Thank you for using Apache Cassandra.

In AWS Keyspaces(for Apache Cassandra), the throttling exception on the table gets translated to timeout exceptions at the client side. Similar to DynamoDB, even in AWS Keyspaces, data is distributed across multiple partitions at the backend and each partition has a throughput limit of 3000 RCU or 1000 WCU. Throttling in Keyspaces table occurs due to :

  1. In case of table with provisioned capacity mode : exceeding the provisioned capacity allocated for the table or exceeding the partition level throughput limit.
  2. In case of table with on demand capacity mode: consuming more than double the previous traffic peak for the table or exceeding the partition level throughput limit

Resolution:

  1. If the throttling is due to exceeding the table’s provisioned throughput, then increase the provisioned capacity accordingly based on your table’s traffic or enable autoscaling on the table.
  2. If the throttling is due to exceeding the partition level throughput limit, then:
    • Increasing the provisioned capacity won’t help.

**Do this:**
Rewrite the Keyspaces throttling text between "2. In case of" and "on the table.", inclusive, with "autoscaling" updated to "automatic scaling".

**Data segment:**
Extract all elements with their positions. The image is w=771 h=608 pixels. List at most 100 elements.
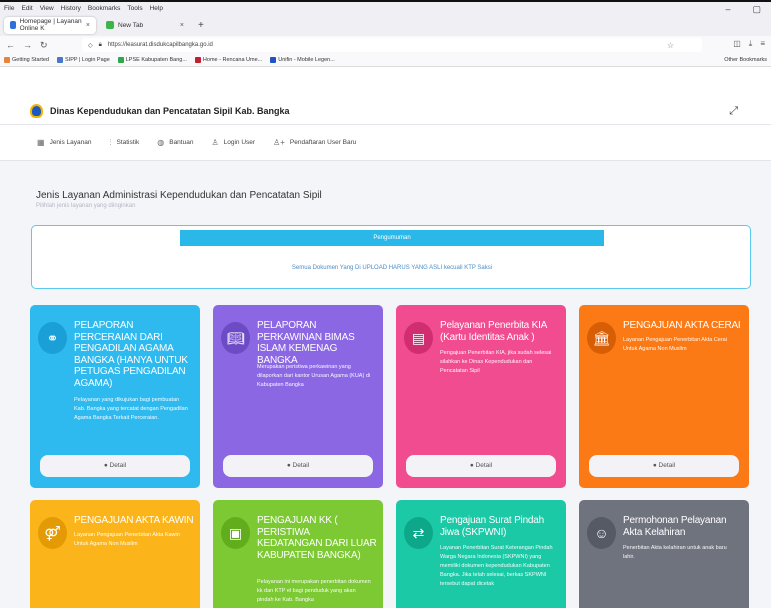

**The solution:**
2. In case of table with on demand capacity mode: consuming more than double the previous traffic peak for the table or exceeding the partition level throughput limit

Resolution:

  1. If the throttling is due to exceeding the table’s provisioned throughput, then increase the provisioned capacity accordingly based on your table’s traffic or enable automatic scaling on the table.